Record extracts
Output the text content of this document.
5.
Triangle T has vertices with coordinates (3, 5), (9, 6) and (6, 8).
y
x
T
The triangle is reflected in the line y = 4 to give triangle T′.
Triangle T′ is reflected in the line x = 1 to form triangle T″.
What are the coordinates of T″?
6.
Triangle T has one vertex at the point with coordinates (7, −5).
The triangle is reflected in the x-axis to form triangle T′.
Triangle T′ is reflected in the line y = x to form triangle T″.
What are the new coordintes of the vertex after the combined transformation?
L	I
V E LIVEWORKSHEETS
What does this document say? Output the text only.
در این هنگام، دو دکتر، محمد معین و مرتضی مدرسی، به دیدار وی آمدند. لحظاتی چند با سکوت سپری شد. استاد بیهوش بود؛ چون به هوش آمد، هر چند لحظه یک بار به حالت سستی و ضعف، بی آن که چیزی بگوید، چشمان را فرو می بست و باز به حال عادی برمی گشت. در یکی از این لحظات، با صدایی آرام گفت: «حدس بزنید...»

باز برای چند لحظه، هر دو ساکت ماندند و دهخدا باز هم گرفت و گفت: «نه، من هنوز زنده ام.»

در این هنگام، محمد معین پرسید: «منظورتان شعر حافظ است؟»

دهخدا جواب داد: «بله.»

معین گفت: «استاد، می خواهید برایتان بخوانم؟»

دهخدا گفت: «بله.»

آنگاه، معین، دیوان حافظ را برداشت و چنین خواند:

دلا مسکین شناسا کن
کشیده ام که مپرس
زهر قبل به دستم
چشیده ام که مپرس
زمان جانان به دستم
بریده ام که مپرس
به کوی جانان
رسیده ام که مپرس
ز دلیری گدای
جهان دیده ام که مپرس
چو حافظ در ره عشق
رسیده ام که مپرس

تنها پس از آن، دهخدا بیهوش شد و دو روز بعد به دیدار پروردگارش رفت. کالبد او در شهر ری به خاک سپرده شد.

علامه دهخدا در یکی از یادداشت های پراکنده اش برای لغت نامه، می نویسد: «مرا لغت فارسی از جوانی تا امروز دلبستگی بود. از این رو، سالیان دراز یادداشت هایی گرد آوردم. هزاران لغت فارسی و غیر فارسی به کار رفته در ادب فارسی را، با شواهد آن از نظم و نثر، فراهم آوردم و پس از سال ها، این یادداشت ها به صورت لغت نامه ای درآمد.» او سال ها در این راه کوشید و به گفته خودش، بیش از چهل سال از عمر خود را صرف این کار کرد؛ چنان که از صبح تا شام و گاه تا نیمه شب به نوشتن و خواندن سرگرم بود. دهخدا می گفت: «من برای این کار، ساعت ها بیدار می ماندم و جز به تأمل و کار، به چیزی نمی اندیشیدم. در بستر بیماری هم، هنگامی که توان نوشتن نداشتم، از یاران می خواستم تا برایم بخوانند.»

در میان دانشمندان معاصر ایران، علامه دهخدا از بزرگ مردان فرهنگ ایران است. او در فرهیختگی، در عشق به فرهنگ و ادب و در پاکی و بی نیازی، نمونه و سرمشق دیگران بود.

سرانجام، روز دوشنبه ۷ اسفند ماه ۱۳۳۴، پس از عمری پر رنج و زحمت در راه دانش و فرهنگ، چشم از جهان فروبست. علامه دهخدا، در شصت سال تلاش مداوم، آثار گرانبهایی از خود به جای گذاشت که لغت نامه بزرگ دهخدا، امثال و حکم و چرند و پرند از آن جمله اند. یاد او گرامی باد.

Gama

Problem to work on
Please output the complete data exactly.

Answer to the problem
Output the text content of this document.
5.
Triangle T has vertices with coordinates (3, 5), (9, 6) and (6, 8).
y
x
T
The triangle is reflected in the line y = 4 to give triangle T′.
Triangle T′ is reflected in the line x = 1 to form triangle T″.
What are the coordinates of T″?
6.
Triangle T has one vertex at the point with coordinates (7, −5).
The triangle is reflected in the x-axis to form triangle T′.
Triangle T′ is reflected in the line y = x to form triangle T″.
What are the new coordintes of the vertex after the combined transformation?
L	I
V E LIVEWORKSHEETS
What does this document say? Output the text only.
در این هنگام، دو دکتر، محمد معین و مرتضی مدرسی، به دیدار وی آمدند. لحظاتی چند با سکوت سپری شد. استاد بیهوش بود؛ چون به هوش آمد، هر چند لحظه یک بار به حالت سستی و ضعف، بی آن که چیزی بگوید، چشمان را فرو می بست و باز به حال عادی برمی گشت. در یکی از این لحظات، با صدایی آرام گفت: «حدس بزنید...»

باز برای چند لحظه، هر دو ساکت ماندند و دهخدا باز هم گرفت و گفت: «نه، من هنوز زنده ام.»

در این هنگام، محمد معین پرسید: «منظورتان شعر حافظ است؟»

دهخدا جواب داد: «بله.»

معین گفت: «استاد، می خواهید برایتان بخوانم؟»

دهخدا گفت: «بله.»

آنگاه، معین، دیوان حافظ را برداشت و چنین خواند:

دلا مسکین شناسا کن
کشیده ام که مپرس
زهر قبل به دستم
چشیده ام که مپرس
زمان جانان به دستم
بریده ام که مپرس
به کوی جانان
رسیده ام که مپرس
ز دلیری گدای
جهان دیده ام که مپرس
چو حافظ در ره عشق
رسیده ام که مپرس

تنها پس از آن، دهخدا بیهوش شد و دو روز بعد به دیدار پروردگارش رفت. کالبد او در شهر ری به خاک سپرده شد.

علامه دهخدا در یکی از یادداشت های پراکنده اش برای لغت نامه، می نویسد: «مرا لغت فارسی از جوانی تا امروز دلبستگی بود. از این رو، سالیان دراز یادداشت هایی گرد آوردم. هزاران لغت فارسی و غیر فارسی به کار رفته در ادب فارسی را، با شواهد آن از نظم و نثر، فراهم آوردم و پس از سال ها، این یادداشت ها به صورت لغت نامه ای درآمد.» او سال ها در این راه کوشید و به گفته خودش، بیش از چهل سال از عمر خود را صرف این کار کرد؛ چنان که از صبح تا شام و گاه تا نیمه شب به نوشتن و خواندن سرگرم بود. دهخدا می گفت: «من برای این کار، ساعت ها بیدار می ماندم و جز به تأمل و کار، به چیزی نمی اندیشیدم. در بستر بیماری هم، هنگامی که توان نوشتن نداشتم، از یاران می خواستم تا برایم بخوانند.»

در میان دانشمندان معاصر ایران، علامه دهخدا از بزرگ مردان فرهنگ ایران است. او در فرهیختگی، در عشق به فرهنگ و ادب و در پاکی و بی نیازی، نمونه و سرمشق دیگران بود.

سرانجام، روز دوشنبه ۷ اسفند ماه ۱۳۳۴، پس از عمری پر رنج و زحمت در راه دانش و فرهنگ، چشم از جهان فروبست. علامه دهخدا، در شصت سال تلاش مداوم، آثار گرانبهایی از خود به جای گذاشت که لغت نامه بزرگ دهخدا، امثال و حکم و چرند و پرند از آن جمله اند. یاد او گرامی باد.

Gama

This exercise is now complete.